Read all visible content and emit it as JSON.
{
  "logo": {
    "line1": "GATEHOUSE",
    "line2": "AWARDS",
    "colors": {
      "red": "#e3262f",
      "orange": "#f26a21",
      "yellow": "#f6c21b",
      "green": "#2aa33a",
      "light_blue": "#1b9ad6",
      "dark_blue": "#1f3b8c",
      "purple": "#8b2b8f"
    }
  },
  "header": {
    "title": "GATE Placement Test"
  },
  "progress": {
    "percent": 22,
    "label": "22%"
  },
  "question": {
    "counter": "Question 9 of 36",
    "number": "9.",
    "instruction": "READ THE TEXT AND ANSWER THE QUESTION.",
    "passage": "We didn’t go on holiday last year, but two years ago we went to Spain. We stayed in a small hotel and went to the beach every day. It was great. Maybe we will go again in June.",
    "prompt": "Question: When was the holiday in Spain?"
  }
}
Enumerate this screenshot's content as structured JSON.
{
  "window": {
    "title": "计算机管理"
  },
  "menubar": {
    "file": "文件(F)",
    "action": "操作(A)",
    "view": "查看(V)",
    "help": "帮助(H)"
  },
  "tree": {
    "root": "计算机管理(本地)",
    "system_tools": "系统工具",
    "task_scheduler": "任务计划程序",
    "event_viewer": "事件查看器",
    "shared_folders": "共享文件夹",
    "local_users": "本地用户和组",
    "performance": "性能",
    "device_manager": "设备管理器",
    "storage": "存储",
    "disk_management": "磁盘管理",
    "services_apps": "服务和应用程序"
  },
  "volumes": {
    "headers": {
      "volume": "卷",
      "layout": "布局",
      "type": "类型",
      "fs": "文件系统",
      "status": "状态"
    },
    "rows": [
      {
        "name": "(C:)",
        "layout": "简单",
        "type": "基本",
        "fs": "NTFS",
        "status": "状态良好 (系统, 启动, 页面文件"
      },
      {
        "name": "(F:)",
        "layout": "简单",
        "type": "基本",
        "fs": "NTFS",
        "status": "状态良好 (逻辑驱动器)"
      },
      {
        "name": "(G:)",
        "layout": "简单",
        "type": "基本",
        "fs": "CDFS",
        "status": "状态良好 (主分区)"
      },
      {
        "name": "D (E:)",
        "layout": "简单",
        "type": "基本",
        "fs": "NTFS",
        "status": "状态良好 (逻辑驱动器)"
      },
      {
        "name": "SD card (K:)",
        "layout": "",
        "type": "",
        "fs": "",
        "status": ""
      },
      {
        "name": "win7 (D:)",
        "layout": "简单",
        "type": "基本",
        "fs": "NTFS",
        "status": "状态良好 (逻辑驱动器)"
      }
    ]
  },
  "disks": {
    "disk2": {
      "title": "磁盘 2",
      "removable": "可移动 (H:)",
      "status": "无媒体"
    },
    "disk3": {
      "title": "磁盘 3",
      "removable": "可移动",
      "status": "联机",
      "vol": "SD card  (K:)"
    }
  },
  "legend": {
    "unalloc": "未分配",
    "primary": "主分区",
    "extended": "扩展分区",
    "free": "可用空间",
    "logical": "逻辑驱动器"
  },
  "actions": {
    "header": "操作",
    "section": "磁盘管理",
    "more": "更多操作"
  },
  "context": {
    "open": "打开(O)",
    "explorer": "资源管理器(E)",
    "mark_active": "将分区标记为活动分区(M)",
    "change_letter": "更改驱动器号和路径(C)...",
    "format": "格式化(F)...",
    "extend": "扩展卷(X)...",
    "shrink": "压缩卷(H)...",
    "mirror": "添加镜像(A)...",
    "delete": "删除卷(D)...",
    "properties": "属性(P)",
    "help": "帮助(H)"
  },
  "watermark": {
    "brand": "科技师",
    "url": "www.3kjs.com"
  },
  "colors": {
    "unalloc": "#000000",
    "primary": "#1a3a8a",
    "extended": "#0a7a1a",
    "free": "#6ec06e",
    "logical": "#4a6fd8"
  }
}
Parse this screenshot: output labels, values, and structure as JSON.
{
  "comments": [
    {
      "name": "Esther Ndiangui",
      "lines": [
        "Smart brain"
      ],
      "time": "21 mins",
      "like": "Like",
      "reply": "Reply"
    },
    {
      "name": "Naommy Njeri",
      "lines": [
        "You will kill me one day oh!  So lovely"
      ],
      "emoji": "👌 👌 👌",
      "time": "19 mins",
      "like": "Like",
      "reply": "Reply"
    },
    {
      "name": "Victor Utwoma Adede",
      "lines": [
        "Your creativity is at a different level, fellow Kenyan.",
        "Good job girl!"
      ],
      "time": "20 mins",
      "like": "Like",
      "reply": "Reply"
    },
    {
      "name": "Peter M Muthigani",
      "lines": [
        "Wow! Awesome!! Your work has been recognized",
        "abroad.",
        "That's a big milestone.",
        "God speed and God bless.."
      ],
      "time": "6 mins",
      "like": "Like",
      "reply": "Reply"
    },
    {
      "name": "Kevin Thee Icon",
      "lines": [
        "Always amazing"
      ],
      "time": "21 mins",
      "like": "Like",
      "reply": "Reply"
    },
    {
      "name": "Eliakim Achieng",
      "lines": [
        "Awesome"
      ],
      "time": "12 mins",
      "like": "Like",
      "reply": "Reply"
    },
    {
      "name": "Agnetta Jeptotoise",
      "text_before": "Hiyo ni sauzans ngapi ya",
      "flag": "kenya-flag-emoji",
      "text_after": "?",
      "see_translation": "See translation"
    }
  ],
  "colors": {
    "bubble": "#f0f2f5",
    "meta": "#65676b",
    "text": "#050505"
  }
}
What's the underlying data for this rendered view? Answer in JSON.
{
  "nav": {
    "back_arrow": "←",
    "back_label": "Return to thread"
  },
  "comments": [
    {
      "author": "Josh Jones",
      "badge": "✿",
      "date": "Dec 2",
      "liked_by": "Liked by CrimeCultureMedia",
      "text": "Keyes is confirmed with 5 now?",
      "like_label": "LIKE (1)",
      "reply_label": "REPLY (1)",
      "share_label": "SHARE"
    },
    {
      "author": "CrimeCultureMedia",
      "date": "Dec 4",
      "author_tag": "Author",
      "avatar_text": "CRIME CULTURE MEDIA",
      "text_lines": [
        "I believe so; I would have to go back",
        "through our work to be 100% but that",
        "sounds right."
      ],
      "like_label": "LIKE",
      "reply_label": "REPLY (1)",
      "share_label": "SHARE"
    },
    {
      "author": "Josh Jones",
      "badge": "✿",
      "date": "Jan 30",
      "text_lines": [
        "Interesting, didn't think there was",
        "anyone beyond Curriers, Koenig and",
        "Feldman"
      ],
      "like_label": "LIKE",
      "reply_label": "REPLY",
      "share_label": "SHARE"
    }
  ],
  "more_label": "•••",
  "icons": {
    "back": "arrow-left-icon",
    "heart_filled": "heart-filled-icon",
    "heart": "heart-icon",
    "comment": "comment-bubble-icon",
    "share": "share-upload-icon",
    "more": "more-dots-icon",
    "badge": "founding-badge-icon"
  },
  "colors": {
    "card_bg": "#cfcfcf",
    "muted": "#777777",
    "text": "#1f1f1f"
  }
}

+ + + +

Task prompt:
Word for word, restate all of the data shown above.

Exercise result:
Read all visible content and emit it as JSON.
{
  "logo": {
    "line1": "GATEHOUSE",
    "line2": "AWARDS",
    "colors": {
      "red": "#e3262f",
      "orange": "#f26a21",
      "yellow": "#f6c21b",
      "green": "#2aa33a",
      "light_blue": "#1b9ad6",
      "dark_blue": "#1f3b8c",
      "purple": "#8b2b8f"
    }
  },
  "header": {
    "title": "GATE Placement Test"
  },
  "progress": {
    "percent": 22,
    "label": "22%"
  },
  "question": {
    "counter": "Question 9 of 36",
    "number": "9.",
    "instruction": "READ THE TEXT AND ANSWER THE QUESTION.",
    "passage": "We didn’t go on holiday last year, but two years ago we went to Spain. We stayed in a small hotel and went to the beach every day. It was great. Maybe we will go again in June.",
    "prompt": "Question: When was the holiday in Spain?"
  }
}
Enumerate this screenshot's content as structured JSON.
{
  "window": {
    "title": "计算机管理"
  },
  "menubar": {
    "file": "文件(F)",
    "action": "操作(A)",
    "view": "查看(V)",
    "help": "帮助(H)"
  },
  "tree": {
    "root": "计算机管理(本地)",
    "system_tools": "系统工具",
    "task_scheduler": "任务计划程序",
    "event_viewer": "事件查看器",
    "shared_folders": "共享文件夹",
    "local_users": "本地用户和组",
    "performance": "性能",
    "device_manager": "设备管理器",
    "storage": "存储",
    "disk_management": "磁盘管理",
    "services_apps": "服务和应用程序"
  },
  "volumes": {
    "headers": {
      "volume": "卷",
      "layout": "布局",
      "type": "类型",
      "fs": "文件系统",
      "status": "状态"
    },
    "rows": [
      {
        "name": "(C:)",
        "layout": "简单",
        "type": "基本",
        "fs": "NTFS",
        "status": "状态良好 (系统, 启动, 页面文件"
      },
      {
        "name": "(F:)",
        "layout": "简单",
        "type": "基本",
        "fs": "NTFS",
        "status": "状态良好 (逻辑驱动器)"
      },
      {
        "name": "(G:)",
        "layout": "简单",
        "type": "基本",
        "fs": "CDFS",
        "status": "状态良好 (主分区)"
      },
      {
        "name": "D (E:)",
        "layout": "简单",
        "type": "基本",
        "fs": "NTFS",
        "status": "状态良好 (逻辑驱动器)"
      },
      {
        "name": "SD card (K:)",
        "layout": "",
        "type": "",
        "fs": "",
        "status": ""
      },
      {
        "name": "win7 (D:)",
        "layout": "简单",
        "type": "基本",
        "fs": "NTFS",
        "status": "状态良好 (逻辑驱动器)"
      }
    ]
  },
  "disks": {
    "disk2": {
      "title": "磁盘 2",
      "removable": "可移动 (H:)",
      "status": "无媒体"
    },
    "disk3": {
      "title": "磁盘 3",
      "removable": "可移动",
      "status": "联机",
      "vol": "SD card  (K:)"
    }
  },
  "legend": {
    "unalloc": "未分配",
    "primary": "主分区",
    "extended": "扩展分区",
    "free": "可用空间",
    "logical": "逻辑驱动器"
  },
  "actions": {
    "header": "操作",
    "section": "磁盘管理",
    "more": "更多操作"
  },
  "context": {
    "open": "打开(O)",
    "explorer": "资源管理器(E)",
    "mark_active": "将分区标记为活动分区(M)",
    "change_letter": "更改驱动器号和路径(C)...",
    "format": "格式化(F)...",
    "extend": "扩展卷(X)...",
    "shrink": "压缩卷(H)...",
    "mirror": "添加镜像(A)...",
    "delete": "删除卷(D)...",
    "properties": "属性(P)",
    "help": "帮助(H)"
  },
  "watermark": {
    "brand": "科技师",
    "url": "www.3kjs.com"
  },
  "colors": {
    "unalloc": "#000000",
    "primary": "#1a3a8a",
    "extended": "#0a7a1a",
    "free": "#6ec06e",
    "logical": "#4a6fd8"
  }
}
Parse this screenshot: output labels, values, and structure as JSON.
{
  "comments": [
    {
      "name": "Esther Ndiangui",
      "lines": [
        "Smart brain"
      ],
      "time": "21 mins",
      "like": "Like",
      "reply": "Reply"
    },
    {
      "name": "Naommy Njeri",
      "lines": [
        "You will kill me one day oh!  So lovely"
      ],
      "emoji": "👌 👌 👌",
      "time": "19 mins",
      "like": "Like",
      "reply": "Reply"
    },
    {
      "name": "Victor Utwoma Adede",
      "lines": [
        "Your creativity is at a different level, fellow Kenyan.",
        "Good job girl!"
      ],
      "time": "20 mins",
      "like": "Like",
      "reply": "Reply"
    },
    {
      "name": "Peter M Muthigani",
      "lines": [
        "Wow! Awesome!! Your work has been recognized",
        "abroad.",
        "That's a big milestone.",
        "God speed and God bless.."
      ],
      "time": "6 mins",
      "like": "Like",
      "reply": "Reply"
    },
    {
      "name": "Kevin Thee Icon",
      "lines": [
        "Always amazing"
      ],
      "time": "21 mins",
      "like": "Like",
      "reply": "Reply"
    },
    {
      "name": "Eliakim Achieng",
      "lines": [
        "Awesome"
      ],
      "time": "12 mins",
      "like": "Like",
      "reply": "Reply"
    },
    {
      "name": "Agnetta Jeptotoise",
      "text_before": "Hiyo ni sauzans ngapi ya",
      "flag": "kenya-flag-emoji",
      "text_after": "?",
      "see_translation": "See translation"
    }
  ],
  "colors": {
    "bubble": "#f0f2f5",
    "meta": "#65676b",
    "text": "#050505"
  }
}
What's the underlying data for this rendered view? Answer in JSON.
{
  "nav": {
    "back_arrow": "←",
    "back_label": "Return to thread"
  },
  "comments": [
    {
      "author": "Josh Jones",
      "badge": "✿",
      "date": "Dec 2",
      "liked_by": "Liked by CrimeCultureMedia",
      "text": "Keyes is confirmed with 5 now?",
      "like_label": "LIKE (1)",
      "reply_label": "REPLY (1)",
      "share_label": "SHARE"
    },
    {
      "author": "CrimeCultureMedia",
      "date": "Dec 4",
      "author_tag": "Author",
      "avatar_text": "CRIME CULTURE MEDIA",
      "text_lines": [
        "I believe so; I would have to go back",
        "through our work to be 100% but that",
        "sounds right."
      ],
      "like_label": "LIKE",
      "reply_label": "REPLY (1)",
      "share_label": "SHARE"
    },
    {
      "author": "Josh Jones",
      "badge": "✿",
      "date": "Jan 30",
      "text_lines": [
        "Interesting, didn't think there was",
        "anyone beyond Curriers, Koenig and",
        "Feldman"
      ],
      "like_label": "LIKE",
      "reply_label": "REPLY",
      "share_label": "SHARE"
    }
  ],
  "more_label": "•••",
  "icons": {
    "back": "arrow-left-icon",
    "heart_filled": "heart-filled-icon",
    "heart": "heart-icon",
    "comment": "comment-bubble-icon",
    "share": "share-upload-icon",
    "more": "more-dots-icon",
    "badge": "founding-badge-icon"
  },
  "colors": {
    "card_bg": "#cfcfcf",
    "muted": "#777777",
    "text": "#1f1f1f"
  }
}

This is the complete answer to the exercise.